◆ **Dokumen Sumber**:
⟨

BAB I
PENDAHULUAN
A. Latar Belakang
Data-data sejarah telah banyak menunjukkan bahwa
sejak awal perkembangannya, agama Islam di Indonesia telah menanamkan akar yang
dalam dengan adanya para tokoh yang memperjuangkan pendidikan agama
Islam. Namun dalam perkembangannya, peran-peran-peran itu tidak lagi menjadi
pemahaman masyarakat Indonesia secara layak, terutama di generasi muda. Banyak
generasi muda yang tidak tahu siapa tokoh-tokoh Islam di pentas sejarah
pergerakan nasional dalam rangka melahirkan bangsa ini.Oleh karena
itu, penulis mencoba menyajikan tentang tokoh-tokoh pendidikan Islam di
Indonesia.
B. Tujuan Penulisan
Adapun tujuan
penulisan dari makalah ini adalah untuk mengetahui Biografi Toko Islam yaitu :
1. Syekh Muhammad Arsyad al-Banjari
2. Syeikh
Abdus Somad bin Abdurahman al-Jawi al-Palimbani
BAB II
PEMBAHASAN
1.

⟩

◆ **Tujuan**: Menurut tujuan penulisan makalah tentang tokoh pendidikan Islam di Indonesia, biografi dua tokoh siapa yang hendak diketahui?

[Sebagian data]
⟨

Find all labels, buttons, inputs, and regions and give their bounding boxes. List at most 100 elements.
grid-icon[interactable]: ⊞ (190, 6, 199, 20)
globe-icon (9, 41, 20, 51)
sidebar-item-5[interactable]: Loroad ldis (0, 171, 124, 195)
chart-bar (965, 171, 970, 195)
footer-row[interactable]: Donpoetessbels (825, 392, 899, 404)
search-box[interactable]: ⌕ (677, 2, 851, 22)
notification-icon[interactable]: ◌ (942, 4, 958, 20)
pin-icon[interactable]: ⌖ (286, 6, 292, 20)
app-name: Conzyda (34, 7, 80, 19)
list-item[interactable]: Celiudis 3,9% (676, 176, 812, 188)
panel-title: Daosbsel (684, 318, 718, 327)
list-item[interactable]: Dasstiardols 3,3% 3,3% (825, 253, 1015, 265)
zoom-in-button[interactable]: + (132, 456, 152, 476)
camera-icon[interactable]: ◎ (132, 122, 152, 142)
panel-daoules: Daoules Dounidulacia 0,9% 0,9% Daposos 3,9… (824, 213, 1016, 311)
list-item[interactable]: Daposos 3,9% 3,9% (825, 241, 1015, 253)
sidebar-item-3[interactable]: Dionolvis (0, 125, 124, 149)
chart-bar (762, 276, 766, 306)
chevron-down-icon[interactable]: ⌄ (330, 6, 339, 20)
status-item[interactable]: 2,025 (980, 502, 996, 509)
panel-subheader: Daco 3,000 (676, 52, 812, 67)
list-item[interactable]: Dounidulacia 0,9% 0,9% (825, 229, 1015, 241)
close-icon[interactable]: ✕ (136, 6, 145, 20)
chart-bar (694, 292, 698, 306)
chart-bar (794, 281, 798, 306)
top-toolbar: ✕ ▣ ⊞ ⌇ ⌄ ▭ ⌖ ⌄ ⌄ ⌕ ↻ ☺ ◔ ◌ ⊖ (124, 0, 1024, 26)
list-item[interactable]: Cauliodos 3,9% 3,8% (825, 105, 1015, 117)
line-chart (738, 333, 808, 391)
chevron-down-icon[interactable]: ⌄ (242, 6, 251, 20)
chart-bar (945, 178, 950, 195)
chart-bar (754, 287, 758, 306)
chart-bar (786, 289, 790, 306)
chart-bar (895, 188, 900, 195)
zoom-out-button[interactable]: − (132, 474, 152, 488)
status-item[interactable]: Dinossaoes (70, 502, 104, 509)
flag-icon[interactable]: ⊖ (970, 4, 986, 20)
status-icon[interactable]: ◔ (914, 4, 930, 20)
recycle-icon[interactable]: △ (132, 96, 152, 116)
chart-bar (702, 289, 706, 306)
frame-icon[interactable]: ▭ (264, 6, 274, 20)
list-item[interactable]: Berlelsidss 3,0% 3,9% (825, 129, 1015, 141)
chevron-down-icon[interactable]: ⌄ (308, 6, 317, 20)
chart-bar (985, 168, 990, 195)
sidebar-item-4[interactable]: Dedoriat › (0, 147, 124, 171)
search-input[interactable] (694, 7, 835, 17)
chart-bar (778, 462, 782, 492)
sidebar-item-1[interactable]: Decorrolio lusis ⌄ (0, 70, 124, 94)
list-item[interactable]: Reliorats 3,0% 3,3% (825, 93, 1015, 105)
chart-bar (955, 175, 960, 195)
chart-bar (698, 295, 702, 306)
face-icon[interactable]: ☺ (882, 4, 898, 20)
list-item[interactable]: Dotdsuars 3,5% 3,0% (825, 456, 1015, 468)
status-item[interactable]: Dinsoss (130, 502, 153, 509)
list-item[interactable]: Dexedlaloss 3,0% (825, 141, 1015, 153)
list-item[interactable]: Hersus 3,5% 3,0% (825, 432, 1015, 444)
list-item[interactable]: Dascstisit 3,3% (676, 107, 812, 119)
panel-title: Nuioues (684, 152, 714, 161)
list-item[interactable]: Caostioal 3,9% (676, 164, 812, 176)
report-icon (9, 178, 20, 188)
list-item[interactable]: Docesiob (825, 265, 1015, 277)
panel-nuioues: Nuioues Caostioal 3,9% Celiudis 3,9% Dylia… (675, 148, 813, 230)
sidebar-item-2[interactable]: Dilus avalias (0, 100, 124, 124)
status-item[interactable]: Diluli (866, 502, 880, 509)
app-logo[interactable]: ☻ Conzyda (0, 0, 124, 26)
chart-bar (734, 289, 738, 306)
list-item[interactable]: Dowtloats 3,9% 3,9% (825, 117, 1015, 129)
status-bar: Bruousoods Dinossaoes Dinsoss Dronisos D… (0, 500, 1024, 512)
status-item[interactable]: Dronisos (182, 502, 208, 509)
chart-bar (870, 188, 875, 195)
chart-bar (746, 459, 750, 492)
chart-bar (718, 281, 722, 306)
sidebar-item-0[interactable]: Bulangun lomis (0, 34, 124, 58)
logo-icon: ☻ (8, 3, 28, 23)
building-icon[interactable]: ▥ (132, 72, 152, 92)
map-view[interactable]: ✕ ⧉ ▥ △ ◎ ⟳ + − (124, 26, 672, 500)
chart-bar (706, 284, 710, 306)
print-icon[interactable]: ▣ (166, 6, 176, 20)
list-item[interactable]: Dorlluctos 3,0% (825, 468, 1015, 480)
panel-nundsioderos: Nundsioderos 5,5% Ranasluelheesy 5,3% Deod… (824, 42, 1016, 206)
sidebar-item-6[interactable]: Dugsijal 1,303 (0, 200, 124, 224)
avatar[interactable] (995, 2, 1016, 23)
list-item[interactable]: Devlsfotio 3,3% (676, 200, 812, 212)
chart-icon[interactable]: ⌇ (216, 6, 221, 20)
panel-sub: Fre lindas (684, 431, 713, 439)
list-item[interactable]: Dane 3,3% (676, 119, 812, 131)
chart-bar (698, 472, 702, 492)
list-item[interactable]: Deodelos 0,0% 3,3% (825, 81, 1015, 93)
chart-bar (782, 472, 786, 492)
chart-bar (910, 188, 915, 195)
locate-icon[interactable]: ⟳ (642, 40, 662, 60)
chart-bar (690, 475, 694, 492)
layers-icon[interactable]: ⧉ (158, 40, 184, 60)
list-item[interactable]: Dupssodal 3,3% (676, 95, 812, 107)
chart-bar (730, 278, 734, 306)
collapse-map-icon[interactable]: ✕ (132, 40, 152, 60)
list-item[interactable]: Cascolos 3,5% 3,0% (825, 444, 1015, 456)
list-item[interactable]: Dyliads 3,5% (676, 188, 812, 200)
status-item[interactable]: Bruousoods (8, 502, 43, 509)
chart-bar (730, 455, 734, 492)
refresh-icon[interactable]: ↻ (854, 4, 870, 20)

⟩

◆ **Hasil Latihan**: Syekh Muhammad Arsyad al-Banjari dan Syeikh Abdus Somad bin Abdurahman al-Jawi al-Palimbani.